#### [GIVEN REQUEST]
Filter this material down to the lines that hold "Power", copying each one.

#### [INPUT DATA]
▬▬▬▬▬▬▬▬▬▬
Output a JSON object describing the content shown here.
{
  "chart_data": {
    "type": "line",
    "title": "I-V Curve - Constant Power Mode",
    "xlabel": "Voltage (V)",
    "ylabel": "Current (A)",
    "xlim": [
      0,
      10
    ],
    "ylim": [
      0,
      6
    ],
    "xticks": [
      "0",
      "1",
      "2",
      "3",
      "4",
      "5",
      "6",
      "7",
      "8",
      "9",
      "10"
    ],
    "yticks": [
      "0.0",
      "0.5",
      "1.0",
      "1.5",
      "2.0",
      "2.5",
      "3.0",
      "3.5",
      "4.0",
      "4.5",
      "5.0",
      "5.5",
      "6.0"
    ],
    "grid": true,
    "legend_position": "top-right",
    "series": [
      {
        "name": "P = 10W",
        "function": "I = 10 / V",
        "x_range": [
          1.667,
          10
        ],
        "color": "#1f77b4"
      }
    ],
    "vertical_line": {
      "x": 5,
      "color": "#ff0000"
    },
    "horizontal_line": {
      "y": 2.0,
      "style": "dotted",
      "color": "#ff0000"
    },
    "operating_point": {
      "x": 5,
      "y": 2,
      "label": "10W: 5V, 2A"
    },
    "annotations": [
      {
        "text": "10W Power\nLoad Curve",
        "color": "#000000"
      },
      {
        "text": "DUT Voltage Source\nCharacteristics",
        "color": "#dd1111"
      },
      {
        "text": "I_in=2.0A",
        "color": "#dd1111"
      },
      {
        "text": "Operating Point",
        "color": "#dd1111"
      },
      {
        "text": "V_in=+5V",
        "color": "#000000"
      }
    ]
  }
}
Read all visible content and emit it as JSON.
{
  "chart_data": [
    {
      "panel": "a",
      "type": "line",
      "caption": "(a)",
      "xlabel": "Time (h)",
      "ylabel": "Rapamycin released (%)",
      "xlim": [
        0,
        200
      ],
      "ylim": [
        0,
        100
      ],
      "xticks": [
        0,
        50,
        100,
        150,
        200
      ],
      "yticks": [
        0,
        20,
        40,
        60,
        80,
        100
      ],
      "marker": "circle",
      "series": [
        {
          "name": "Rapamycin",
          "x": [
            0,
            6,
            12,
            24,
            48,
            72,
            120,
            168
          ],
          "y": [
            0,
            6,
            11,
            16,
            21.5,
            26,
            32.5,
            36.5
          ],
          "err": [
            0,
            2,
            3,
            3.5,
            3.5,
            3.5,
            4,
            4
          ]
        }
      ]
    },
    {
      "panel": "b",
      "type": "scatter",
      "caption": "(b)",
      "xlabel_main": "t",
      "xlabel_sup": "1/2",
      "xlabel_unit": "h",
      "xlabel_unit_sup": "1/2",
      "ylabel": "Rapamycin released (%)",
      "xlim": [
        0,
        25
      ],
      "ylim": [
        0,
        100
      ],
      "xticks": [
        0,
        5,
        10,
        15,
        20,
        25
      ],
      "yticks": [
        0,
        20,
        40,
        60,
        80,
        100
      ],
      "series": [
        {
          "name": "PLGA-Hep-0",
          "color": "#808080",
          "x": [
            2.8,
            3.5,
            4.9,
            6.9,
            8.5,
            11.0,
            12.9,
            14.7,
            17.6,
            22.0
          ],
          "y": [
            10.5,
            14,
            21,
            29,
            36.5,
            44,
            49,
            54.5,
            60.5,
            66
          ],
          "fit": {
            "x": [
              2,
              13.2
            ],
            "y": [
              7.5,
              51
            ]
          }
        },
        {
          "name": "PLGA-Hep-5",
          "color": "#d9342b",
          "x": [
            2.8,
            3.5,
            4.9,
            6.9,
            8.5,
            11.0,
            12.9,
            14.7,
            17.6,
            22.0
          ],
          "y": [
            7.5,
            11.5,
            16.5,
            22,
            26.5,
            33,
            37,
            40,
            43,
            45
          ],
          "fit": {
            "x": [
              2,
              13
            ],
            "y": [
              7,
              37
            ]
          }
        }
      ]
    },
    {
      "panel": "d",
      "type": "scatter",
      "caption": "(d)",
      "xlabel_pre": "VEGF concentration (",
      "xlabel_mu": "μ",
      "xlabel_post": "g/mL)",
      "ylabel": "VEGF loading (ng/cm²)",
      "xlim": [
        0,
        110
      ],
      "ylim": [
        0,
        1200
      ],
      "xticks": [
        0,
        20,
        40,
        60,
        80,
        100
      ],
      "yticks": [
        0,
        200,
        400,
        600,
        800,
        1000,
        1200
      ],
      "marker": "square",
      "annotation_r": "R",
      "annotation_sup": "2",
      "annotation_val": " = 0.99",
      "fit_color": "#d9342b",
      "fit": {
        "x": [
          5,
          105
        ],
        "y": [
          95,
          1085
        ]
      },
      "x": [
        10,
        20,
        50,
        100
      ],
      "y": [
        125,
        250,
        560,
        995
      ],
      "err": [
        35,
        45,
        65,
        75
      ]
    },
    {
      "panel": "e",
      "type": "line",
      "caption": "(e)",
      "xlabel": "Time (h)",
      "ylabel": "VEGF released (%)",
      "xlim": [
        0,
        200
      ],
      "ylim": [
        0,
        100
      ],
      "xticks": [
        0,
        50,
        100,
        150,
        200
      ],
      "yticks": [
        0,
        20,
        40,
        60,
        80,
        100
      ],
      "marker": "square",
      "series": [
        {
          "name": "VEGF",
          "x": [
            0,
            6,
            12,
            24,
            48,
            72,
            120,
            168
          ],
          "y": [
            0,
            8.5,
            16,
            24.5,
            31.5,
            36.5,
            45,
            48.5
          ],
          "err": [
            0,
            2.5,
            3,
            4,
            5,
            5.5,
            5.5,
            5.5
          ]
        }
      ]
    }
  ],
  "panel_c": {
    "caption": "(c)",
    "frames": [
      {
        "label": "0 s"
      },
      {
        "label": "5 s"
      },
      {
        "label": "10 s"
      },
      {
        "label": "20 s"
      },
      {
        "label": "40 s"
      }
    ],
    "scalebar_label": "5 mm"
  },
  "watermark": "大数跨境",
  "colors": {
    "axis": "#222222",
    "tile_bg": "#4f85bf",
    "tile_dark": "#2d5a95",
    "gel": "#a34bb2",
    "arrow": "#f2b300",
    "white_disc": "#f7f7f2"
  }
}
▬▬▬▬▬▬▬▬▬▬
#### [CORRECT RESPONSE]
    "title": "I-V Curve - Constant Power Mode",
        "text": "10W Power\nLoad Curve",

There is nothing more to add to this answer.